=== Stated goal ===
The entries below contain pictures. Retype everything except those pictures, exactly as given.

Extracted records:
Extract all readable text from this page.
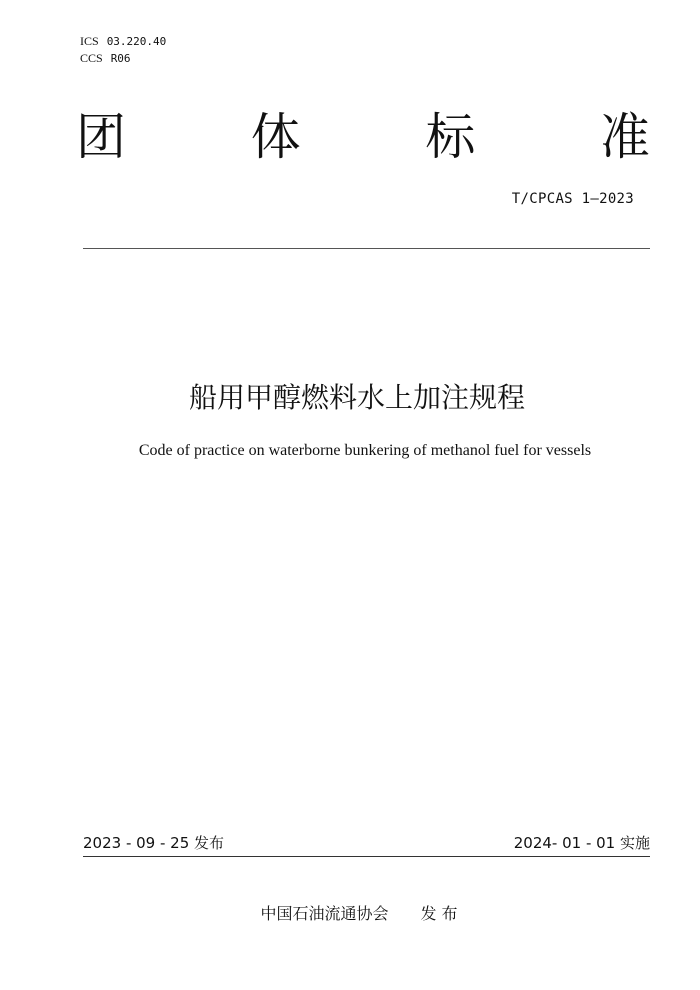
ICS 03.220.40
CCS R06
团 体 标 准
T/CPCAS 1—2023
船用甲醇燃料水上加注规程
Code of practice on waterborne bunkering of methanol fuel for vessels
2023 - 09 - 25 发布	2024- 01 - 01 实施
中国石油流通协会 发 布
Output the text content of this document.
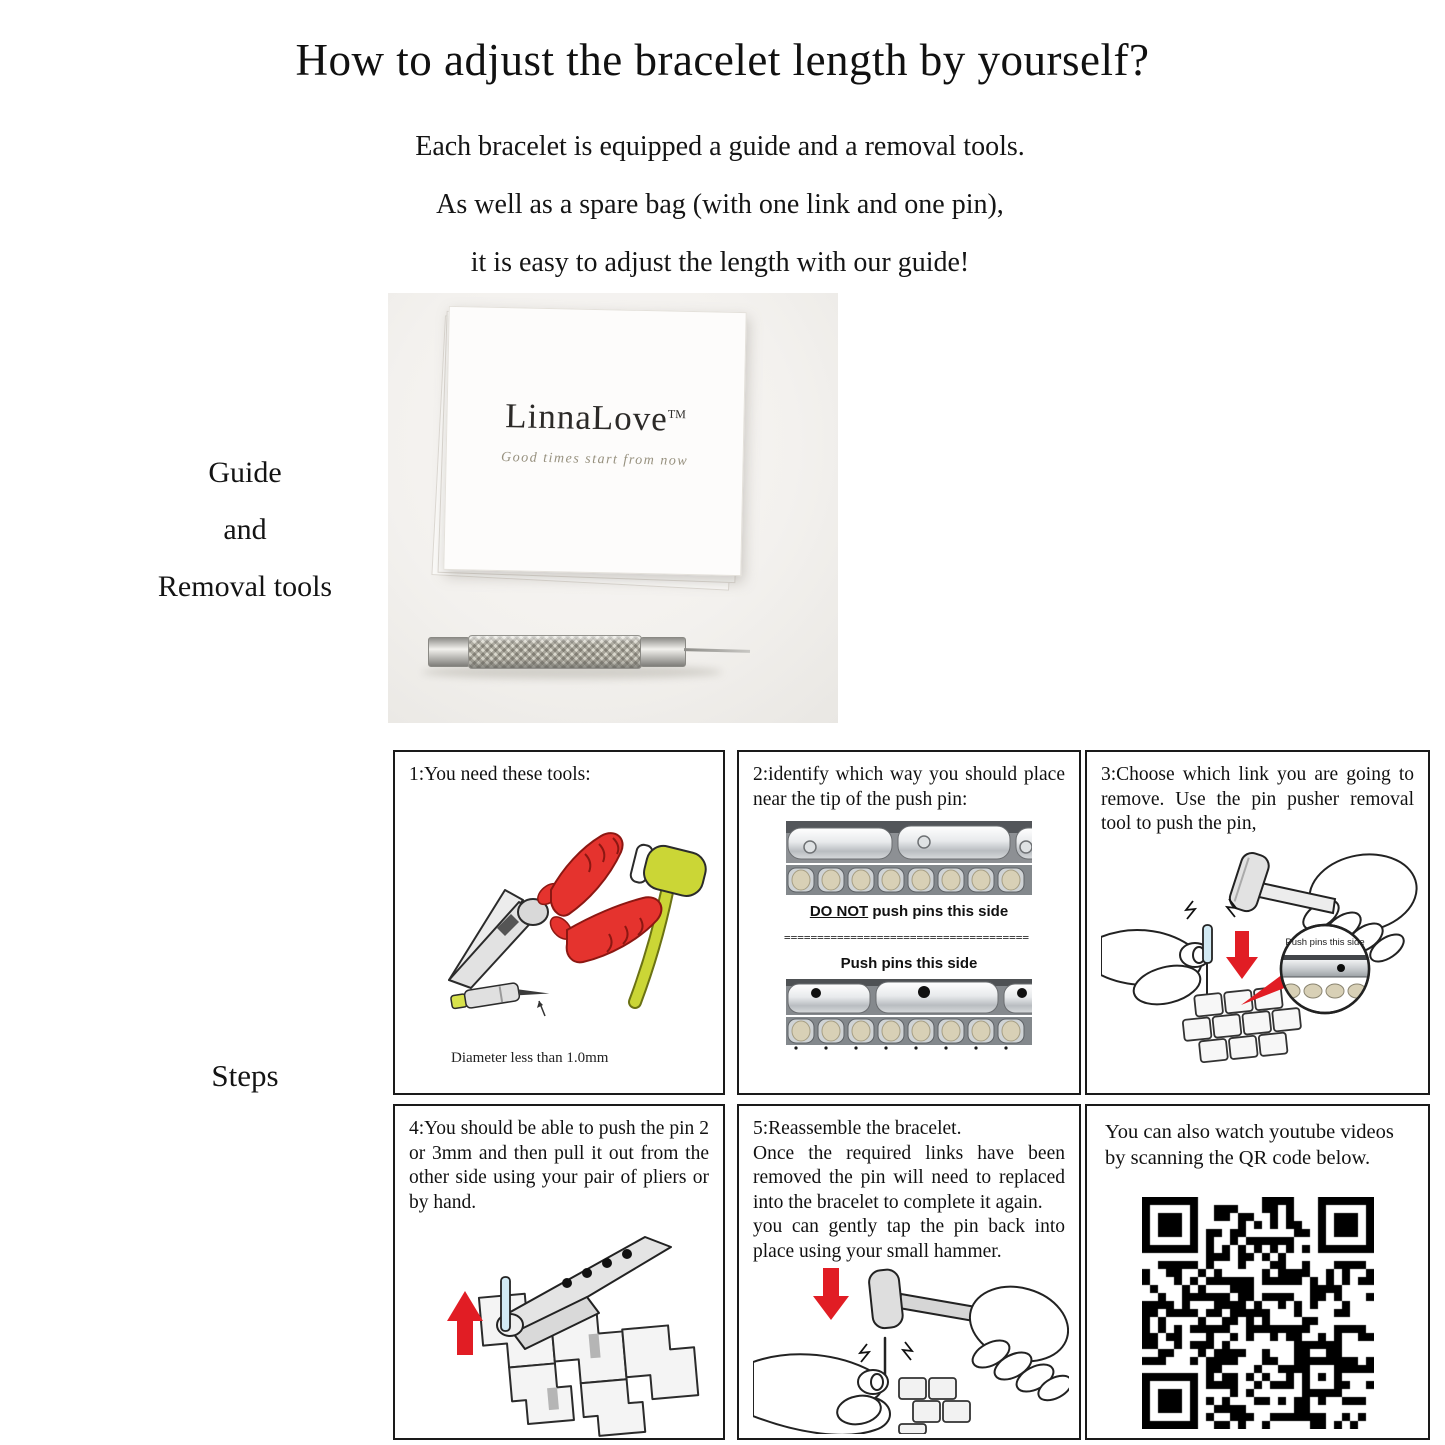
How to adjust the bracelet length by yourself?
Each bracelet is equipped a guide and a removal tools.
As well as a spare bag (with one link and one pin),
it is easy to adjust the length with our guide!
LinnaLove™
Good times start from now
Guide
and
Removal tools
Steps
1:You need these tools:
Diameter less than 1.0mm
2:identify which way you should place near the tip of the push pin:
DO NOT push pins this side
=====================================
Push pins this side
3:Choose which link you are going to remove. Use the pin pusher removal tool to push the pin,
Push pins this side
4:You should be able to push the pin 2 or 3mm and then pull it out from the other side using your pair of pliers or by hand.
5:Reassemble the bracelet.
Once the required links have been removed the pin will need to replaced into the bracelet to complete it again.
you can gently tap the pin back into place using your small hammer.
You can also watch youtube videos by scanning the QR code below.
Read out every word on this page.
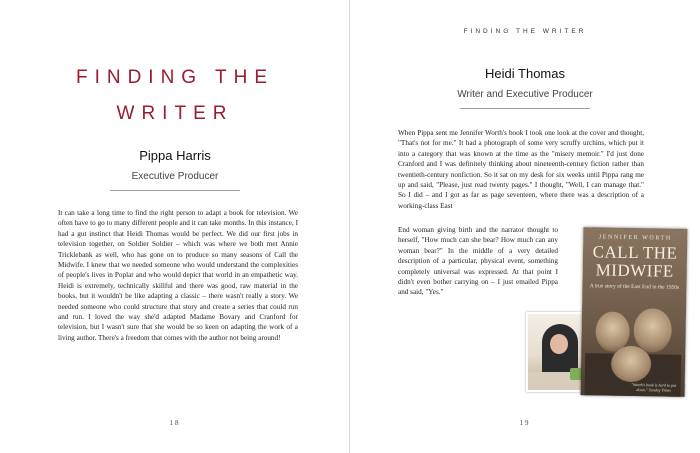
FINDING THE
WRITER
Pippa Harris
Executive Producer
It can take a long time to find the right person to adapt a book for television. We often have to go to many different people and it can take months. In this instance, I had a gut instinct that Heidi Thomas would be perfect. We did our first jobs in television together, on Soldier Soldier – which was where we both met Annie Tricklebank as well, who has gone on to produce so many seasons of Call the Midwife. I knew that we needed someone who would understand the complexities of people's lives in Poplar and who would depict that world in an empathetic way. Heidi is extremely, technically skillful and there was good, raw material in the books, but it wouldn't be like adapting a classic – there wasn't really a story. We needed someone who could structure that story and create a series that could run and run. I loved the way she'd adapted Madame Bovary and Cranford for television, but I wasn't sure that she would be so keen on adapting the work of a living author. There's a freedom that comes with the author not being around!
18
FINDING THE WRITER
Heidi Thomas
Writer and Executive Producer
When Pippa sent me Jennifer Worth's book I took one look at the cover and thought, "That's not for me." It had a photograph of some very scruffy urchins, which put it into a category that was known at the time as the "misery memoir." I'd just done Cranford and I was definitely thinking about nineteenth-century fiction rather than twentieth-century nonfiction. So it sat on my desk for six weeks until Pippa rang me up and said, "Please, just read twenty pages." I thought, "Well, I can manage that." So I did – and I got as far as page seventeen, where there was a description of a working-class East
End woman giving birth and the narrator thought to herself, "How much can she bear? How much can any woman bear?" In the middle of a very detailed description of a particular, physical event, something completely universal was expressed. At that point I didn't even bother carrying on – I just emailed Pippa and said, "Yes."
JENNIFER WORTH
CALL THE MIDWIFE
A true story of the East End in the 1950s
"Worth's book is hard to put down." Sunday Times
19
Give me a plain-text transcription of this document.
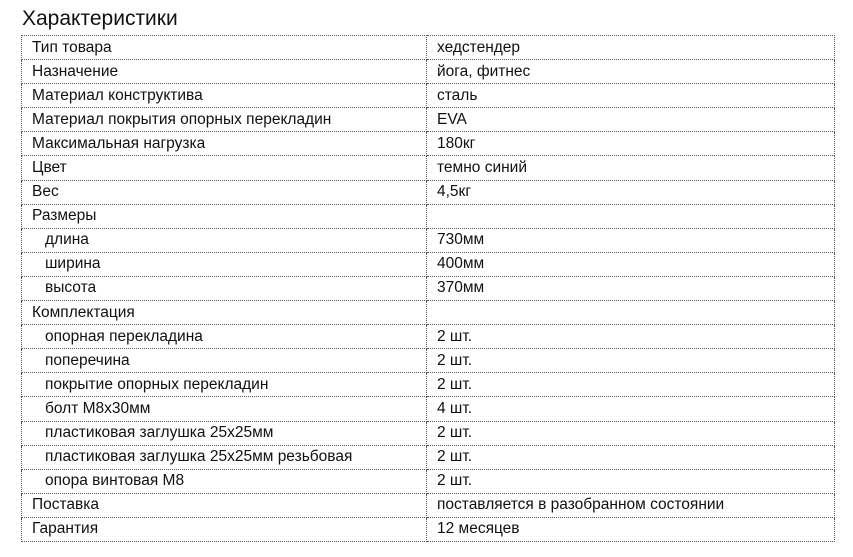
Характеристики
Тип товара	хедстендер
Назначение	йога, фитнес
Материал конструктива	сталь
Материал покрытия опорных перекладин	EVA
Максимальная нагрузка	180кг
Цвет	темно синий
Вес	4,5кг
Размеры	
длина	730мм
ширина	400мм
высота	370мм
Комплектация	
опорная перекладина	2 шт.
поперечина	2 шт.
покрытие опорных перекладин	2 шт.
болт М8х30мм	4 шт.
пластиковая заглушка 25х25мм	2 шт.
пластиковая заглушка 25х25мм резьбовая	2 шт.
опора винтовая М8	2 шт.
Поставка	поставляется в разобранном состоянии
Гарантия	12 месяцев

=== Response ===
Extract all readable text from this page.
ICS 03.220.40
CCS R06
团 体 标 准
T/CPCAS 1—2023
船用甲醇燃料水上加注规程
Code of practice on waterborne bunkering of methanol fuel for vessels
2023 - 09 - 25 发布	2024- 01 - 01 实施
中国石油流通协会 发 布
Output the text content of this document.
How to adjust the bracelet length by yourself?
Each bracelet is equipped a guide and a removal tools.
As well as a spare bag (with one link and one pin),
it is easy to adjust the length with our guide!
LinnaLove™
Good times start from now
Guide
and
Removal tools
Steps
1:You need these tools:
Diameter less than 1.0mm
2:identify which way you should place near the tip of the push pin:
DO NOT push pins this side
=====================================
Push pins this side
3:Choose which link you are going to remove. Use the pin pusher removal tool to push the pin,
Push pins this side
4:You should be able to push the pin 2 or 3mm and then pull it out from the other side using your pair of pliers or by hand.
5:Reassemble the bracelet.
Once the required links have been removed the pin will need to replaced into the bracelet to complete it again.
you can gently tap the pin back into place using your small hammer.
You can also watch youtube videos by scanning the QR code below.
Read out every word on this page.
FINDING THE
WRITER
Pippa Harris
Executive Producer
It can take a long time to find the right person to adapt a book for television. We often have to go to many different people and it can take months. In this instance, I had a gut instinct that Heidi Thomas would be perfect. We did our first jobs in television together, on Soldier Soldier – which was where we both met Annie Tricklebank as well, who has gone on to produce so many seasons of Call the Midwife. I knew that we needed someone who would understand the complexities of people's lives in Poplar and who would depict that world in an empathetic way. Heidi is extremely, technically skillful and there was good, raw material in the books, but it wouldn't be like adapting a classic – there wasn't really a story. We needed someone who could structure that story and create a series that could run and run. I loved the way she'd adapted Madame Bovary and Cranford for television, but I wasn't sure that she would be so keen on adapting the work of a living author. There's a freedom that comes with the author not being around!
18
FINDING THE WRITER
Heidi Thomas
Writer and Executive Producer
When Pippa sent me Jennifer Worth's book I took one look at the cover and thought, "That's not for me." It had a photograph of some very scruffy urchins, which put it into a category that was known at the time as the "misery memoir." I'd just done Cranford and I was definitely thinking about nineteenth-century fiction rather than twentieth-century nonfiction. So it sat on my desk for six weeks until Pippa rang me up and said, "Please, just read twenty pages." I thought, "Well, I can manage that." So I did – and I got as far as page seventeen, where there was a description of a working-class East
End woman giving birth and the narrator thought to herself, "How much can she bear? How much can any woman bear?" In the middle of a very detailed description of a particular, physical event, something completely universal was expressed. At that point I didn't even bother carrying on – I just emailed Pippa and said, "Yes."
JENNIFER WORTH
CALL THE MIDWIFE
A true story of the East End in the 1950s
"Worth's book is hard to put down." Sunday Times
19
Give me a plain-text transcription of this document.
Характеристики
Тип товара	хедстендер
Назначение	йога, фитнес
Материал конструктива	сталь
Материал покрытия опорных перекладин	EVA
Максимальная нагрузка	180кг
Цвет	темно синий
Вес	4,5кг
Размеры	
длина	730мм
ширина	400мм
высота	370мм
Комплектация	
опорная перекладина	2 шт.
поперечина	2 шт.
покрытие опорных перекладин	2 шт.
болт М8х30мм	4 шт.
пластиковая заглушка 25х25мм	2 шт.
пластиковая заглушка 25х25мм резьбовая	2 шт.
опора винтовая М8	2 шт.
Поставка	поставляется в разобранном состоянии
Гарантия	12 месяцев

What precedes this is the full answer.